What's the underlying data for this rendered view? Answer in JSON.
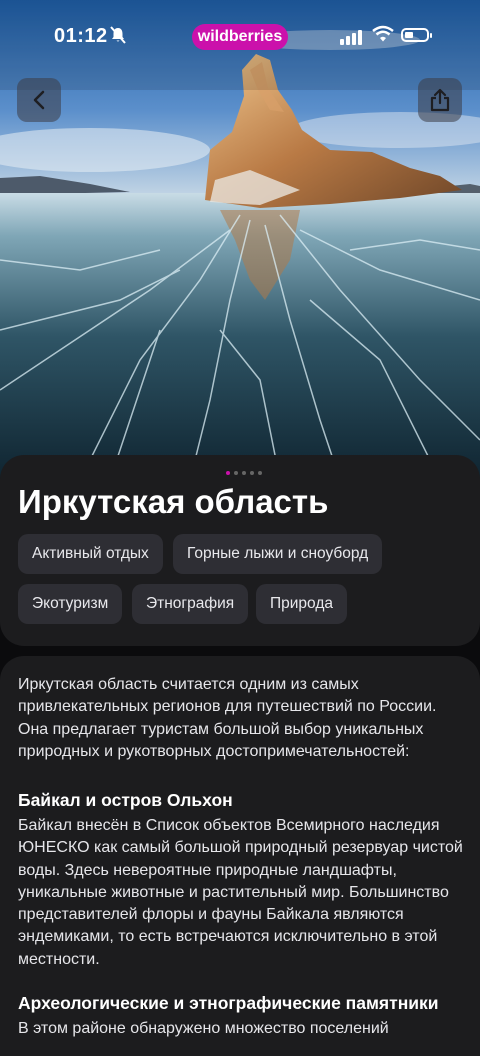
{
  "status_bar": {
    "time": "01:12",
    "brand": "wildberries"
  },
  "colors": {
    "accent": "#cb11ab",
    "card_bg": "#1c1c1e",
    "chip_bg": "#2e2e34"
  },
  "icons": {
    "back": "chevron-left-icon",
    "share": "share-icon"
  },
  "carousel": {
    "pages": 5,
    "current": 1
  },
  "region": {
    "title": "Иркутская область",
    "tags": [
      "Активный отдых",
      "Горные лыжи и сноуборд",
      "Экотуризм",
      "Этнография",
      "Природа"
    ]
  },
  "article": {
    "intro": "Иркутская область считается одним из самых привлекательных регионов для путешествий по России. Она предлагает туристам большой выбор уникальных природных и рукотворных достопримечательностей:",
    "sections": [
      {
        "heading": "Байкал и остров Ольхон",
        "text": "Байкал внесён в Список объектов Всемирного наследия ЮНЕСКО как самый большой природный резервуар чистой воды. Здесь невероятные природные ландшафты, уникальные животные и растительный мир. Большинство представителей флоры и фауны Байкала являются эндемиками, то есть встречаются исключительно в этой местности."
      },
      {
        "heading": "Археологические и этнографические памятники",
        "text": "В этом районе обнаружено множество поселений"
      }
    ]
  }
}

|---|

__Your task__.
All of the records above must be copied exactly, except for the pictures.

__Correct response__.
What's the underlying data for this rendered view? Answer in JSON.
{
  "status_bar": {
    "time": "01:12",
    "brand": "wildberries"
  },
  "colors": {
    "accent": "#cb11ab",
    "card_bg": "#1c1c1e",
    "chip_bg": "#2e2e34"
  },
  "icons": {
    "back": "chevron-left-icon",
    "share": "share-icon"
  },
  "carousel": {
    "pages": 5,
    "current": 1
  },
  "region": {
    "title": "Иркутская область",
    "tags": [
      "Активный отдых",
      "Горные лыжи и сноуборд",
      "Экотуризм",
      "Этнография",
      "Природа"
    ]
  },
  "article": {
    "intro": "Иркутская область считается одним из самых привлекательных регионов для путешествий по России. Она предлагает туристам большой выбор уникальных природных и рукотворных достопримечательностей:",
    "sections": [
      {
        "heading": "Байкал и остров Ольхон",
        "text": "Байкал внесён в Список объектов Всемирного наследия ЮНЕСКО как самый большой природный резервуар чистой воды. Здесь невероятные природные ландшафты, уникальные животные и растительный мир. Большинство представителей флоры и фауны Байкала являются эндемиками, то есть встречаются исключительно в этой местности."
      },
      {
        "heading": "Археологические и этнографические памятники",
        "text": "В этом районе обнаружено множество поселений"
      }
    ]
  }
}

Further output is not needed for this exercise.